Stated problem:
Retype the records below exactly as they appear.

Exercise data:

______________________________

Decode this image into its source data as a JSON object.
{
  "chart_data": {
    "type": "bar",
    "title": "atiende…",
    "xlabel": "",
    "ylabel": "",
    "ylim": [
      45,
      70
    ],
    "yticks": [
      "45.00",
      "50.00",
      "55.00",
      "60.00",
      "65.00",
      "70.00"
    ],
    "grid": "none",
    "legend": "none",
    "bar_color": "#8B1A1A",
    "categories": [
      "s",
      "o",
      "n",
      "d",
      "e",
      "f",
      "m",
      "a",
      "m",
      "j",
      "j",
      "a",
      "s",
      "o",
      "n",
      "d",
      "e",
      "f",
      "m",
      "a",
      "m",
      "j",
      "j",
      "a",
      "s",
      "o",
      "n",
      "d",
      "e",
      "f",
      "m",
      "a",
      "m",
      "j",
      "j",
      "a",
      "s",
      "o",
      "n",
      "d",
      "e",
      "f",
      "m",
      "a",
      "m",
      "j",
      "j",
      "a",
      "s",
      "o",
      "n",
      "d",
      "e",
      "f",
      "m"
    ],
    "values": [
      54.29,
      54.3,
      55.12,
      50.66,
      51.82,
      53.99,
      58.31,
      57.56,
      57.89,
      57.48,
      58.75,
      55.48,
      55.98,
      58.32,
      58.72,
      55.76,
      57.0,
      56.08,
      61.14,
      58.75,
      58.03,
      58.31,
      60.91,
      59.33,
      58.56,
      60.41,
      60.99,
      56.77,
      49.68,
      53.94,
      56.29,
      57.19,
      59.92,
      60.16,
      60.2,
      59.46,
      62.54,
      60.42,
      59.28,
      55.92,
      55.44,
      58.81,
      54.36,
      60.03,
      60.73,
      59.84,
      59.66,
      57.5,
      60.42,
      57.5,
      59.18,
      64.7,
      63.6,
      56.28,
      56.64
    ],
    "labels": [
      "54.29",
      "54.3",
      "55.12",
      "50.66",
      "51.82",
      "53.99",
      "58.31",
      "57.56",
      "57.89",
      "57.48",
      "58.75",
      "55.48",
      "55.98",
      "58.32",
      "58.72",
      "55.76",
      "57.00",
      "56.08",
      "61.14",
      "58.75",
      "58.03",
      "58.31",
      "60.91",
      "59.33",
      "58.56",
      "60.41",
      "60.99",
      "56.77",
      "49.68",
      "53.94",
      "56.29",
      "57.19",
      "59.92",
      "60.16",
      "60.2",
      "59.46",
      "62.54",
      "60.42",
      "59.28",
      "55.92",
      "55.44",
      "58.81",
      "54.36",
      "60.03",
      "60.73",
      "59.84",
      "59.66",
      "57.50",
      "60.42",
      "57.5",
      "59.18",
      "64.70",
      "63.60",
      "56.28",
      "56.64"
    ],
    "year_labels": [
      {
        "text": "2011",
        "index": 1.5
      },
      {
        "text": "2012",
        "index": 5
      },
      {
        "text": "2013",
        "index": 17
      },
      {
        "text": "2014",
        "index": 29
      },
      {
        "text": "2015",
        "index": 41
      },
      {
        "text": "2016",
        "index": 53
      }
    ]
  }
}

______________________________

Response:
Decode this image into its source data as a JSON object.
{
  "chart_data": {
    "type": "bar",
    "title": "atiende…",
    "xlabel": "",
    "ylabel": "",
    "ylim": [
      45,
      70
    ],
    "yticks": [
      "45.00",
      "50.00",
      "55.00",
      "60.00",
      "65.00",
      "70.00"
    ],
    "grid": "none",
    "legend": "none",
    "bar_color": "#8B1A1A",
    "categories": [
      "s",
      "o",
      "n",
      "d",
      "e",
      "f",
      "m",
      "a",
      "m",
      "j",
      "j",
      "a",
      "s",
      "o",
      "n",
      "d",
      "e",
      "f",
      "m",
      "a",
      "m",
      "j",
      "j",
      "a",
      "s",
      "o",
      "n",
      "d",
      "e",
      "f",
      "m",
      "a",
      "m",
      "j",
      "j",
      "a",
      "s",
      "o",
      "n",
      "d",
      "e",
      "f",
      "m",
      "a",
      "m",
      "j",
      "j",
      "a",
      "s",
      "o",
      "n",
      "d",
      "e",
      "f",
      "m"
    ],
    "values": [
      54.29,
      54.3,
      55.12,
      50.66,
      51.82,
      53.99,
      58.31,
      57.56,
      57.89,
      57.48,
      58.75,
      55.48,
      55.98,
      58.32,
      58.72,
      55.76,
      57.0,
      56.08,
      61.14,
      58.75,
      58.03,
      58.31,
      60.91,
      59.33,
      58.56,
      60.41,
      60.99,
      56.77,
      49.68,
      53.94,
      56.29,
      57.19,
      59.92,
      60.16,
      60.2,
      59.46,
      62.54,
      60.42,
      59.28,
      55.92,
      55.44,
      58.81,
      54.36,
      60.03,
      60.73,
      59.84,
      59.66,
      57.5,
      60.42,
      57.5,
      59.18,
      64.7,
      63.6,
      56.28,
      56.64
    ],
    "labels": [
      "54.29",
      "54.3",
      "55.12",
      "50.66",
      "51.82",
      "53.99",
      "58.31",
      "57.56",
      "57.89",
      "57.48",
      "58.75",
      "55.48",
      "55.98",
      "58.32",
      "58.72",
      "55.76",
      "57.00",
      "56.08",
      "61.14",
      "58.75",
      "58.03",
      "58.31",
      "60.91",
      "59.33",
      "58.56",
      "60.41",
      "60.99",
      "56.77",
      "49.68",
      "53.94",
      "56.29",
      "57.19",
      "59.92",
      "60.16",
      "60.2",
      "59.46",
      "62.54",
      "60.42",
      "59.28",
      "55.92",
      "55.44",
      "58.81",
      "54.36",
      "60.03",
      "60.73",
      "59.84",
      "59.66",
      "57.50",
      "60.42",
      "57.5",
      "59.18",
      "64.70",
      "63.60",
      "56.28",
      "56.64"
    ],
    "year_labels": [
      {
        "text": "2011",
        "index": 1.5
      },
      {
        "text": "2012",
        "index": 5
      },
      {
        "text": "2013",
        "index": 17
      },
      {
        "text": "2014",
        "index": 29
      },
      {
        "text": "2015",
        "index": 41
      },
      {
        "text": "2016",
        "index": 53
      }
    ]
  }
}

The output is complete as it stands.